• To do: Find the string "Choose" and gather every line that holds it.

[Records excerpted from a collection]

:::::

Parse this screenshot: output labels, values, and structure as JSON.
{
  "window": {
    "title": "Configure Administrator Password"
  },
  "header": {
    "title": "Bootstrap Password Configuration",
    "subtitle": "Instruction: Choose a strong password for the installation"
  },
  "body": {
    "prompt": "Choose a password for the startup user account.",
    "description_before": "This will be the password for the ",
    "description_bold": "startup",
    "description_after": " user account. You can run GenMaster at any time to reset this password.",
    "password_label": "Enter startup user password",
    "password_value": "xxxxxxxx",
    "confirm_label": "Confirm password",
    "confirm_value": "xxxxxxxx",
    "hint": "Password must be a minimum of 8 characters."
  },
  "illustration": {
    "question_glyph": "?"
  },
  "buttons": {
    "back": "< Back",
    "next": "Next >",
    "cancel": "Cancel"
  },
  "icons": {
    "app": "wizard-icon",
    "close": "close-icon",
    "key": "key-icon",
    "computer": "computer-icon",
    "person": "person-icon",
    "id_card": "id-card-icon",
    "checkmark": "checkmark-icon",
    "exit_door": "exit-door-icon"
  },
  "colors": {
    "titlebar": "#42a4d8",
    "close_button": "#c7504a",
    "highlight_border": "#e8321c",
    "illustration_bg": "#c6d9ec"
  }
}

:::::

• Response to this task:
    "subtitle": "Instruction: Choose a strong password for the installation"
    "prompt": "Choose a password for the startup user account.",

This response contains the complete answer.